◆ Written request ◆
Each record below must be returned exactly as shown.

▼

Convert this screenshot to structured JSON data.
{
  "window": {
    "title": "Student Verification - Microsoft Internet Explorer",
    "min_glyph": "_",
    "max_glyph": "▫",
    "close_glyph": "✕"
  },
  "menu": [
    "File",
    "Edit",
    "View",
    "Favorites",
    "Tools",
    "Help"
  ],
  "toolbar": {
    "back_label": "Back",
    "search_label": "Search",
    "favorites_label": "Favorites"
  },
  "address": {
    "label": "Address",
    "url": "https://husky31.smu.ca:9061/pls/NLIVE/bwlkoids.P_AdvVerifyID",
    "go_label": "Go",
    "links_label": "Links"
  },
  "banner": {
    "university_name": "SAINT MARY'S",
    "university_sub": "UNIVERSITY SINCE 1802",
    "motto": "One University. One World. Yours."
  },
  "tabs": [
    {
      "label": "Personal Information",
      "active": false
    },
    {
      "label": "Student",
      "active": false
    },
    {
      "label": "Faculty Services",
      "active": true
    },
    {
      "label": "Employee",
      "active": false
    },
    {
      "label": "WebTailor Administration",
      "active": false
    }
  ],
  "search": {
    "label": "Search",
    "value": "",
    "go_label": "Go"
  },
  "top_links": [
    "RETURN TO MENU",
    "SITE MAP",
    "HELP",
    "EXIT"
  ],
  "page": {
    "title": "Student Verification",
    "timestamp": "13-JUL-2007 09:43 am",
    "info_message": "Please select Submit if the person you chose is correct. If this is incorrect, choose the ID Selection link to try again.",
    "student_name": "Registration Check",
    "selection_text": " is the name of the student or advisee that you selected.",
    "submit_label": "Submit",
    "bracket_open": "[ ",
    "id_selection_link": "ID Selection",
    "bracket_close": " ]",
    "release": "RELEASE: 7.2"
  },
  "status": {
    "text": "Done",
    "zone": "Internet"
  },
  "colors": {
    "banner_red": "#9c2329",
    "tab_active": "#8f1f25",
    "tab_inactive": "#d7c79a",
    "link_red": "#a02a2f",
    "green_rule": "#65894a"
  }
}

▲

◆ The solution ◆
Convert this screenshot to structured JSON data.
{
  "window": {
    "title": "Student Verification - Microsoft Internet Explorer",
    "min_glyph": "_",
    "max_glyph": "▫",
    "close_glyph": "✕"
  },
  "menu": [
    "File",
    "Edit",
    "View",
    "Favorites",
    "Tools",
    "Help"
  ],
  "toolbar": {
    "back_label": "Back",
    "search_label": "Search",
    "favorites_label": "Favorites"
  },
  "address": {
    "label": "Address",
    "url": "https://husky31.smu.ca:9061/pls/NLIVE/bwlkoids.P_AdvVerifyID",
    "go_label": "Go",
    "links_label": "Links"
  },
  "banner": {
    "university_name": "SAINT MARY'S",
    "university_sub": "UNIVERSITY SINCE 1802",
    "motto": "One University. One World. Yours."
  },
  "tabs": [
    {
      "label": "Personal Information",
      "active": false
    },
    {
      "label": "Student",
      "active": false
    },
    {
      "label": "Faculty Services",
      "active": true
    },
    {
      "label": "Employee",
      "active": false
    },
    {
      "label": "WebTailor Administration",
      "active": false
    }
  ],
  "search": {
    "label": "Search",
    "value": "",
    "go_label": "Go"
  },
  "top_links": [
    "RETURN TO MENU",
    "SITE MAP",
    "HELP",
    "EXIT"
  ],
  "page": {
    "title": "Student Verification",
    "timestamp": "13-JUL-2007 09:43 am",
    "info_message": "Please select Submit if the person you chose is correct. If this is incorrect, choose the ID Selection link to try again.",
    "student_name": "Registration Check",
    "selection_text": " is the name of the student or advisee that you selected.",
    "submit_label": "Submit",
    "bracket_open": "[ ",
    "id_selection_link": "ID Selection",
    "bracket_close": " ]",
    "release": "RELEASE: 7.2"
  },
  "status": {
    "text": "Done",
    "zone": "Internet"
  },
  "colors": {
    "banner_red": "#9c2329",
    "tab_active": "#8f1f25",
    "tab_inactive": "#d7c79a",
    "link_red": "#a02a2f",
    "green_rule": "#65894a"
  }
}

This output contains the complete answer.